What the exercise asks –
Show each line from the listing that includes the word "выпуска".

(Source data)
————————

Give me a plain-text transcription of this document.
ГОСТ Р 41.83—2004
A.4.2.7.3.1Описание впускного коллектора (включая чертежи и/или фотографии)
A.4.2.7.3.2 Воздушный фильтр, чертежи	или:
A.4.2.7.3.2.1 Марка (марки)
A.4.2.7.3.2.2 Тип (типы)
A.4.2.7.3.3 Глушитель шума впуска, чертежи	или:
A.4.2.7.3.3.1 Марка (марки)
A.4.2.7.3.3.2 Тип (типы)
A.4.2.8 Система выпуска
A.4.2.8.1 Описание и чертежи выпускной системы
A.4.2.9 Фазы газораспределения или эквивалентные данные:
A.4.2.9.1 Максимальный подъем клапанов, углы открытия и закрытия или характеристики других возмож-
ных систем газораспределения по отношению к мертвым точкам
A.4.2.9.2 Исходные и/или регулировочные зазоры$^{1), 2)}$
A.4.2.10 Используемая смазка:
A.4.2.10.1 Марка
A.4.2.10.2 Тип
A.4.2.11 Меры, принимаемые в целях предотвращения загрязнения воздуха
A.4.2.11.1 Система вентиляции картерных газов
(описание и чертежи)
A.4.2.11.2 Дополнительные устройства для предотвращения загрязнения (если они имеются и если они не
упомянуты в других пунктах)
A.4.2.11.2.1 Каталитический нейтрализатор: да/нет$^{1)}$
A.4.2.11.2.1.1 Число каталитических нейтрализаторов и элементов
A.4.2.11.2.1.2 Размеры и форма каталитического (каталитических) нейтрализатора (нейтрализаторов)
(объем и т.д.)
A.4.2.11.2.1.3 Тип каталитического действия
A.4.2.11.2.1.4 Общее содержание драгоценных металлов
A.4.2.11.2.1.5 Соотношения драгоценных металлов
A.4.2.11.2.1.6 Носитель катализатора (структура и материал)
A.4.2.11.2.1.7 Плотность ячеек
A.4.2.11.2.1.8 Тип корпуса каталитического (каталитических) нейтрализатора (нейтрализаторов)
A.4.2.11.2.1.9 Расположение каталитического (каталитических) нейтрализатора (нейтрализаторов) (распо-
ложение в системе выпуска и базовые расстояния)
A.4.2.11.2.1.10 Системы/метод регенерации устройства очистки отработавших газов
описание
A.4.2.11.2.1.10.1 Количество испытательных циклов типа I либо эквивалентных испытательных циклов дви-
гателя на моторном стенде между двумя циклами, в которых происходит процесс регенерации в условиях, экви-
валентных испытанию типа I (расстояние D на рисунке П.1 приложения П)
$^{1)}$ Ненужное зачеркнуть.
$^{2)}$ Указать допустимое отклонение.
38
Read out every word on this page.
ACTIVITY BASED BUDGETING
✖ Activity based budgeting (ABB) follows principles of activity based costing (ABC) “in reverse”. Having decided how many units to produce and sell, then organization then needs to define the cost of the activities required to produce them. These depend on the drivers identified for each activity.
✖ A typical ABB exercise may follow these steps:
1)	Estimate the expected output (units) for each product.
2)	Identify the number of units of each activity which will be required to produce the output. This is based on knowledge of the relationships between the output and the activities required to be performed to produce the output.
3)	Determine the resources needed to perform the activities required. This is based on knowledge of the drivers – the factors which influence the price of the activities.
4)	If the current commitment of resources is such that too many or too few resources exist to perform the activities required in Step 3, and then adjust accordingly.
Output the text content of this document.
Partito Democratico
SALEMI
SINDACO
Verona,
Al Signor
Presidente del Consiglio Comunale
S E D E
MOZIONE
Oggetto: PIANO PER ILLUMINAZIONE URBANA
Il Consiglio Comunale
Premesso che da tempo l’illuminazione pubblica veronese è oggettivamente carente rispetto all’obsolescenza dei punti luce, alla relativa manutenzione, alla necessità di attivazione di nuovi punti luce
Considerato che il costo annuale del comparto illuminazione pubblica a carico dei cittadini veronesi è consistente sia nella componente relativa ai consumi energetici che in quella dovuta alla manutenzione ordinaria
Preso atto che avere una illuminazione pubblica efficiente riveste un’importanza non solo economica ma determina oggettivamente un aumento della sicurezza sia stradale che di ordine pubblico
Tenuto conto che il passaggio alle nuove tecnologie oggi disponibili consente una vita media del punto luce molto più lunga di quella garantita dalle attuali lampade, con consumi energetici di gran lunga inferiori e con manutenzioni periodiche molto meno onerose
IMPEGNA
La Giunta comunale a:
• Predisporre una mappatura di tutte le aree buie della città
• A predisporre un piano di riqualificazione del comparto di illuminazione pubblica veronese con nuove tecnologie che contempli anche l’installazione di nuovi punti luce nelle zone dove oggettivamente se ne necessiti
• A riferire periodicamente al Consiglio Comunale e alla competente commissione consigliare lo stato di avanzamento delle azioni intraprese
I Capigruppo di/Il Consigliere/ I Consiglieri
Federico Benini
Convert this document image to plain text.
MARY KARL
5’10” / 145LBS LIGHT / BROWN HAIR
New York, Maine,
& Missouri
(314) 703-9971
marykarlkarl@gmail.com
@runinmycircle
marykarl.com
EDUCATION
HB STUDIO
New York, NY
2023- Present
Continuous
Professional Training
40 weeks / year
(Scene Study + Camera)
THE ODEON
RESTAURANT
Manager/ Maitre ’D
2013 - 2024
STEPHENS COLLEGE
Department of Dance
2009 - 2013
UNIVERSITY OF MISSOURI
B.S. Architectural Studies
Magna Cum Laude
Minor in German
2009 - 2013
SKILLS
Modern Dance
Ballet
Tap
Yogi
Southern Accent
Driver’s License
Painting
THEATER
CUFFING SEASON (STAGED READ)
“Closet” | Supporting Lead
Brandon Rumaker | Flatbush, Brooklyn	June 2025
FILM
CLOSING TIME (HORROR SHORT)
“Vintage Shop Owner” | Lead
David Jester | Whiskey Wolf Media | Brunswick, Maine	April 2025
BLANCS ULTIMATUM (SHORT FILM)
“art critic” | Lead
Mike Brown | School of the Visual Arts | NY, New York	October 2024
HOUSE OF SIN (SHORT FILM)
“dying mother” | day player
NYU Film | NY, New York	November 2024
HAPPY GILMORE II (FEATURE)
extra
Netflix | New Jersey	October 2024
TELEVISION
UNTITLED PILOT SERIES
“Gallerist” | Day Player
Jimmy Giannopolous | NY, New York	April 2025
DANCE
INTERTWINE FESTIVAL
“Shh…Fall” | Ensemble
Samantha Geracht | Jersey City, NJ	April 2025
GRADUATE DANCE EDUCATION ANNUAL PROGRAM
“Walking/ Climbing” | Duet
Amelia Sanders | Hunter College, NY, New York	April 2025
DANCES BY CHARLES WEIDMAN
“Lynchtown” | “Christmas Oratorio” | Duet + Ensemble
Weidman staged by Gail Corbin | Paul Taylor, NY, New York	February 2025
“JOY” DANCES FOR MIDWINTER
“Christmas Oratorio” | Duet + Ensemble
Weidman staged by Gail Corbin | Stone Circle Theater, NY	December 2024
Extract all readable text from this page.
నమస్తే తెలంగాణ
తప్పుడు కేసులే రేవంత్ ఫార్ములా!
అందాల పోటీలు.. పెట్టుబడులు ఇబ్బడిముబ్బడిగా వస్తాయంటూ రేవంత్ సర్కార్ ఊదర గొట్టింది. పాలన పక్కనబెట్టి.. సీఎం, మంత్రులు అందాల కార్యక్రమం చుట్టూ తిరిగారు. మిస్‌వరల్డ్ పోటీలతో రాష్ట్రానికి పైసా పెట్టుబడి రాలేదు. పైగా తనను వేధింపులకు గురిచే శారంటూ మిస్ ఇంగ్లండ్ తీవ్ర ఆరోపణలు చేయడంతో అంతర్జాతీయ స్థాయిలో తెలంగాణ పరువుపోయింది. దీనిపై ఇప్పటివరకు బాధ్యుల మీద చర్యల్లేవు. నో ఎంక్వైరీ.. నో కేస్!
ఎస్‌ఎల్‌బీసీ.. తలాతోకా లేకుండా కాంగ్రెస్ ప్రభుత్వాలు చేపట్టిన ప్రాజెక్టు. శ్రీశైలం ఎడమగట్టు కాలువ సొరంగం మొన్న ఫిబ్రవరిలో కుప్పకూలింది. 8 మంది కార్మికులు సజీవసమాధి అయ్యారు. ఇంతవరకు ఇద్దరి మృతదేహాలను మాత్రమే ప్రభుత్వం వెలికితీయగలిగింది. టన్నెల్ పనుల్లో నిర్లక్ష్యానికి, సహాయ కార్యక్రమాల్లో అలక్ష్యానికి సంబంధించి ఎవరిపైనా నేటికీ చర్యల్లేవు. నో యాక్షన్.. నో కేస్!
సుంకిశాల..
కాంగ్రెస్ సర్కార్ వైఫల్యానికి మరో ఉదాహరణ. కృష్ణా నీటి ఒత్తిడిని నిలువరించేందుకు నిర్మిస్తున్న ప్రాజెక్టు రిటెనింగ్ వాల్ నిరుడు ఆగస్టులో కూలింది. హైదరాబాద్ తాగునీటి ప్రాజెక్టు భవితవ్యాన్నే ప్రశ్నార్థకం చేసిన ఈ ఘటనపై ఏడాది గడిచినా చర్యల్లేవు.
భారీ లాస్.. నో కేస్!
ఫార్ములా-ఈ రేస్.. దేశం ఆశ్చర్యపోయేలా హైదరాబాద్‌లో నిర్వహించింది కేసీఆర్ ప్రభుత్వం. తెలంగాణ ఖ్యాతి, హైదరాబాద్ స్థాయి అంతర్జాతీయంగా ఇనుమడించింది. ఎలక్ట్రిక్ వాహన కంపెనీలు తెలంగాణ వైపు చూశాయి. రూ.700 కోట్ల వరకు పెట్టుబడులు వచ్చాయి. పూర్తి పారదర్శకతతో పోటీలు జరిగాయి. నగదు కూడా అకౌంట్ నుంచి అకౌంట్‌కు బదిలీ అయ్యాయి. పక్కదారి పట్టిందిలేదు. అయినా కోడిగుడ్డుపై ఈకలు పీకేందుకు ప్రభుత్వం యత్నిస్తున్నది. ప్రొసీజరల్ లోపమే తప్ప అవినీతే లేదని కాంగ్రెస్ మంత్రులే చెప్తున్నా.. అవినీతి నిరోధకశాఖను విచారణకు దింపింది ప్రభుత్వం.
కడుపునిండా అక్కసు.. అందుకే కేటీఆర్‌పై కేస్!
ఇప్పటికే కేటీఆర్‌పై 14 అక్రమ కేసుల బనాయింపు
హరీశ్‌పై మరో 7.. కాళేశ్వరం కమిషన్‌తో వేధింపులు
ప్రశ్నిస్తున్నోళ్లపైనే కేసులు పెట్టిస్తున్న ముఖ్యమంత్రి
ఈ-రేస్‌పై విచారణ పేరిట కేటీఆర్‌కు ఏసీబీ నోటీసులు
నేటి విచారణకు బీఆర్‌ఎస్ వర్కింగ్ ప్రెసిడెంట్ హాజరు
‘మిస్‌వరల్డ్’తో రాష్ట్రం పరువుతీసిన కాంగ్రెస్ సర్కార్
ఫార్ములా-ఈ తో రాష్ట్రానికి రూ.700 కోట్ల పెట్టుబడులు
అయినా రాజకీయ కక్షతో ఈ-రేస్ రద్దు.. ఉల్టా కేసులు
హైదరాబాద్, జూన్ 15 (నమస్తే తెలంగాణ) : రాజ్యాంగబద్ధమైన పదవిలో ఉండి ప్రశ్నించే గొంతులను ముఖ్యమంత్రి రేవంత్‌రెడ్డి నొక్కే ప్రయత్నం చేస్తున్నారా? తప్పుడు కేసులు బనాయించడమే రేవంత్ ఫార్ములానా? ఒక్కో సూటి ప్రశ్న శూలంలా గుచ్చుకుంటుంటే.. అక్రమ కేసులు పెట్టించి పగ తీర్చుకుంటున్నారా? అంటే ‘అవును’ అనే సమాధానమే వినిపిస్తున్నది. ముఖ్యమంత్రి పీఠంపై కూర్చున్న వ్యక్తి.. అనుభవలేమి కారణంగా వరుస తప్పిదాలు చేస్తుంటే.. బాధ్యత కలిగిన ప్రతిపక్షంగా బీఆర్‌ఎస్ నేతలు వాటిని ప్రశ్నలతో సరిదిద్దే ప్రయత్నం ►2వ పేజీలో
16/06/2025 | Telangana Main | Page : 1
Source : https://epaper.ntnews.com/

————————

Solution –
A.4.2.8 Система выпуска
ложение в системе выпуска и базовые расстояния)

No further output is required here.